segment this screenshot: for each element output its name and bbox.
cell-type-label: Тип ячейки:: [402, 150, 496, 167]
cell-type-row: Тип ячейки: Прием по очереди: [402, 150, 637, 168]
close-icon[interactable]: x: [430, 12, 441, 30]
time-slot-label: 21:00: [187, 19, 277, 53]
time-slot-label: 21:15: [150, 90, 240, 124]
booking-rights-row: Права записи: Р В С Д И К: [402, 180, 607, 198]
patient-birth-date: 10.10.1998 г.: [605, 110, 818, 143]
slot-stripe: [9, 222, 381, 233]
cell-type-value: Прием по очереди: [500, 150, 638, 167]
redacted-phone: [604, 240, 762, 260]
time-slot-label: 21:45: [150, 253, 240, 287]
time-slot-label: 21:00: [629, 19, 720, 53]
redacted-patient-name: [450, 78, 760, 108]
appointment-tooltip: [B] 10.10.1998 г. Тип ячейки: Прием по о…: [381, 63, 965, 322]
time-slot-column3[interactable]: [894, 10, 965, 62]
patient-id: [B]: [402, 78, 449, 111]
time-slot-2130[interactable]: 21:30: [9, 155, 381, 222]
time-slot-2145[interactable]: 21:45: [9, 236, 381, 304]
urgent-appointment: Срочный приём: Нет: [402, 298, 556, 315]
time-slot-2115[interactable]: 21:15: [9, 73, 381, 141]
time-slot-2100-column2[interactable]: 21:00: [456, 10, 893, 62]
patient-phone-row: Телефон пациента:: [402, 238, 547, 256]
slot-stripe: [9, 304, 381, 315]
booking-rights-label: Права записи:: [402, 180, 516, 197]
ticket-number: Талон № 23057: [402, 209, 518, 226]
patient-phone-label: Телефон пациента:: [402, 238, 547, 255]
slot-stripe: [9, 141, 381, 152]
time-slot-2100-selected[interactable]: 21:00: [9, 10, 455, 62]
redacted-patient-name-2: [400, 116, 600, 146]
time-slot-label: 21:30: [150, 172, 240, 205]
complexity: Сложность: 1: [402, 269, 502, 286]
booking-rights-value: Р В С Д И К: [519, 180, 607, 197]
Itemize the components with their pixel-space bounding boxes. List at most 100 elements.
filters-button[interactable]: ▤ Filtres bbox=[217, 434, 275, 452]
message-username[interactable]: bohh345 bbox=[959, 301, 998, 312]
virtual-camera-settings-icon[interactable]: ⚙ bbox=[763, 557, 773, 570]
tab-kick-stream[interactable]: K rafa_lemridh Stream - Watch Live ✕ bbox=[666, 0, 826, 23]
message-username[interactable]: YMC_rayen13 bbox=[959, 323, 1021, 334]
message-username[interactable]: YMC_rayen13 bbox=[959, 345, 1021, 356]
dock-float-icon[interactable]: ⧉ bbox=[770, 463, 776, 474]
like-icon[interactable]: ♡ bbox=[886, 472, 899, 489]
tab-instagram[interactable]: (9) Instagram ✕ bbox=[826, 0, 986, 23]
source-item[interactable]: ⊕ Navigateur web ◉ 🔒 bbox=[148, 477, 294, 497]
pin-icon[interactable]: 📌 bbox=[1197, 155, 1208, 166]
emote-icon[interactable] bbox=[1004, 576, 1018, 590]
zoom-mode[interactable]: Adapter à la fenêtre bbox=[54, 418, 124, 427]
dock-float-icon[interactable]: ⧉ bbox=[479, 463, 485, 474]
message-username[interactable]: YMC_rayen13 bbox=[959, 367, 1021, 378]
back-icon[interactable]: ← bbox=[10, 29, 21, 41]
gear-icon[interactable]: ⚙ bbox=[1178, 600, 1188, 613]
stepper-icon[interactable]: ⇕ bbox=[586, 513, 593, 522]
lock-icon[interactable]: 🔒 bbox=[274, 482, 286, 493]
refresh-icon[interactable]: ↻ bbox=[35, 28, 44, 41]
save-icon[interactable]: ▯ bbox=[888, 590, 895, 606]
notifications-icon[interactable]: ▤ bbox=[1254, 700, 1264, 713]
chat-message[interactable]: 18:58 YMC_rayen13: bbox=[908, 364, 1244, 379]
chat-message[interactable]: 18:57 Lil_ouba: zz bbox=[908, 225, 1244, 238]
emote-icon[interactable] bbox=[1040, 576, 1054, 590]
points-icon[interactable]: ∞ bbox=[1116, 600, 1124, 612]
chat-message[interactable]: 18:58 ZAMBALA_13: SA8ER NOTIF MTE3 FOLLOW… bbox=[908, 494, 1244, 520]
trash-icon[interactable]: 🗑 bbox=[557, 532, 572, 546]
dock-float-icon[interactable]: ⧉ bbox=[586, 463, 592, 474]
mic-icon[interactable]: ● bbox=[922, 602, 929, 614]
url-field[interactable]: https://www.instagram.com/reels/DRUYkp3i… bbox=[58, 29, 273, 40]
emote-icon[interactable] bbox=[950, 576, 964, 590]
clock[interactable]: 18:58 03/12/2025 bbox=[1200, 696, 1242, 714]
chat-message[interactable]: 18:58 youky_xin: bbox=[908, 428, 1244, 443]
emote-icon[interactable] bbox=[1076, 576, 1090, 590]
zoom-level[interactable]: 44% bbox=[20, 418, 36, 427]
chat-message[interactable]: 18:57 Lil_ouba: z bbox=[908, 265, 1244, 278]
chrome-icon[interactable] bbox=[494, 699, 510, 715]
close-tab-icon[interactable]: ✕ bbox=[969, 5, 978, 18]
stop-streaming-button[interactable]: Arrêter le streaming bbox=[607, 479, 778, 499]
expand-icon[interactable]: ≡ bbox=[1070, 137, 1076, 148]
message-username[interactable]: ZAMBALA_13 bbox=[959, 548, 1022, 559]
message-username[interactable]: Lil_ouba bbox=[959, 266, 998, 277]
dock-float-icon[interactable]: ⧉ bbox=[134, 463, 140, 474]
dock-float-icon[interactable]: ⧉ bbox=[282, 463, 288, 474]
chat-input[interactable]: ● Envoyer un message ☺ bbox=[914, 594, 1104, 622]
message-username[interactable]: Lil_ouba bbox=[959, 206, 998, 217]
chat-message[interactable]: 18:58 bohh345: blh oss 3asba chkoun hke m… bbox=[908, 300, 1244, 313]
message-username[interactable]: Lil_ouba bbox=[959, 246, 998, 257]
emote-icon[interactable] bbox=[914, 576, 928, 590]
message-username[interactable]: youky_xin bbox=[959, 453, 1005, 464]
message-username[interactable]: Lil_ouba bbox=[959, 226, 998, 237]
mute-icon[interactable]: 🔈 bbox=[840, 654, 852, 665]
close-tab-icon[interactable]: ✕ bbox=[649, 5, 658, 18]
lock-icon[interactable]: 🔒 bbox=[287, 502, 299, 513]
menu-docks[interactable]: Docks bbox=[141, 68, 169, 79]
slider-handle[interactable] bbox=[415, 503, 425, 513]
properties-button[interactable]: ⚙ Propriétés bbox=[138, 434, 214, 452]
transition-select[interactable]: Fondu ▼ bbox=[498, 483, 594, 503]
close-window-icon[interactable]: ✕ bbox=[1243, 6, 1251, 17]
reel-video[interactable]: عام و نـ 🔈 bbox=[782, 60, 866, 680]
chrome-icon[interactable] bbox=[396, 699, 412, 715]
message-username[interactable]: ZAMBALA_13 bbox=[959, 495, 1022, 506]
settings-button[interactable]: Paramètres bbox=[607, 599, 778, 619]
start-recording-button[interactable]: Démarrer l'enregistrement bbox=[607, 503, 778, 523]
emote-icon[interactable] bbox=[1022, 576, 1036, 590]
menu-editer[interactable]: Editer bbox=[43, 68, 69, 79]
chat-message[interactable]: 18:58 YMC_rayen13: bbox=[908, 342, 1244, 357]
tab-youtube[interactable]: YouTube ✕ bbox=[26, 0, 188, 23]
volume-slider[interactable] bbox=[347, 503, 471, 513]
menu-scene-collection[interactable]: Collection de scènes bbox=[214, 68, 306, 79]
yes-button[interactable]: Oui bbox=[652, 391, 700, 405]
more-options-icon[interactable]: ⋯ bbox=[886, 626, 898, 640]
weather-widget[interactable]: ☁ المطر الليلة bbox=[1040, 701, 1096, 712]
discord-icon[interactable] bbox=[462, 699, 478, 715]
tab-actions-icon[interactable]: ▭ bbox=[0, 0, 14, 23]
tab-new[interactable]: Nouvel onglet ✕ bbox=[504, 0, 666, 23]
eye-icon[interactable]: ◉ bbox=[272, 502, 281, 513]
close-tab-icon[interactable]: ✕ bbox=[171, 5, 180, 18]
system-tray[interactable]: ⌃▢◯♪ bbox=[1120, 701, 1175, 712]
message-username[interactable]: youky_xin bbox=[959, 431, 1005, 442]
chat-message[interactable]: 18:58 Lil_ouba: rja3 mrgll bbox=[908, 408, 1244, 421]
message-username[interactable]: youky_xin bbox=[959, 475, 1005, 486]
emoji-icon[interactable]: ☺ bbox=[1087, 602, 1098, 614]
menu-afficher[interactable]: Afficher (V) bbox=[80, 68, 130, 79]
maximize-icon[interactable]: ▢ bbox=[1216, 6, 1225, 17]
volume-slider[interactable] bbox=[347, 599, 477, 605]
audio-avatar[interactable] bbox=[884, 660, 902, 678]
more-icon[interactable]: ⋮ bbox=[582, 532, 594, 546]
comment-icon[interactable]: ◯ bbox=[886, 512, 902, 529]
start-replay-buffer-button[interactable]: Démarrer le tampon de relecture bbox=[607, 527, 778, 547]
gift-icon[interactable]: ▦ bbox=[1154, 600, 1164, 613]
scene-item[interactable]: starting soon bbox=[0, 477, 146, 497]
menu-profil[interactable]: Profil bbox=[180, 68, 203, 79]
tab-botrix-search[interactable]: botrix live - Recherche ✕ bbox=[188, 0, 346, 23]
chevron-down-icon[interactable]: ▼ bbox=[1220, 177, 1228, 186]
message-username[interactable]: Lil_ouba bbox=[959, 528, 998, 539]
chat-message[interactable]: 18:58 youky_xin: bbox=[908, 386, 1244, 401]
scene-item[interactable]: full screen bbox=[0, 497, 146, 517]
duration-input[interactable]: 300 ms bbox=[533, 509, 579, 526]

■ EXERCISE OBJECTIVE ■
Copy the listing exactly as it appears, from its first line to the line with "ticket-number: Талон №", including both of those lines.

■ TASK OUTPUT ■
segment this screenshot: for each element output its name and bbox.
cell-type-label: Тип ячейки:: [402, 150, 496, 167]
cell-type-row: Тип ячейки: Прием по очереди: [402, 150, 637, 168]
close-icon[interactable]: x: [430, 12, 441, 30]
time-slot-label: 21:00: [187, 19, 277, 53]
time-slot-label: 21:15: [150, 90, 240, 124]
booking-rights-row: Права записи: Р В С Д И К: [402, 180, 607, 198]
patient-birth-date: 10.10.1998 г.: [605, 110, 818, 143]
slot-stripe: [9, 222, 381, 233]
cell-type-value: Прием по очереди: [500, 150, 638, 167]
redacted-phone: [604, 240, 762, 260]
time-slot-label: 21:45: [150, 253, 240, 287]
time-slot-label: 21:00: [629, 19, 720, 53]
redacted-patient-name: [450, 78, 760, 108]
appointment-tooltip: [B] 10.10.1998 г. Тип ячейки: Прием по о…: [381, 63, 965, 322]
time-slot-column3[interactable]: [894, 10, 965, 62]
patient-id: [B]: [402, 78, 449, 111]
time-slot-2130[interactable]: 21:30: [9, 155, 381, 222]
time-slot-2145[interactable]: 21:45: [9, 236, 381, 304]
urgent-appointment: Срочный приём: Нет: [402, 298, 556, 315]
time-slot-2115[interactable]: 21:15: [9, 73, 381, 141]
time-slot-2100-column2[interactable]: 21:00: [456, 10, 893, 62]
patient-phone-row: Телефон пациента:: [402, 238, 547, 256]
slot-stripe: [9, 304, 381, 315]
booking-rights-label: Права записи:: [402, 180, 516, 197]
ticket-number: Талон № 23057: [402, 209, 518, 226]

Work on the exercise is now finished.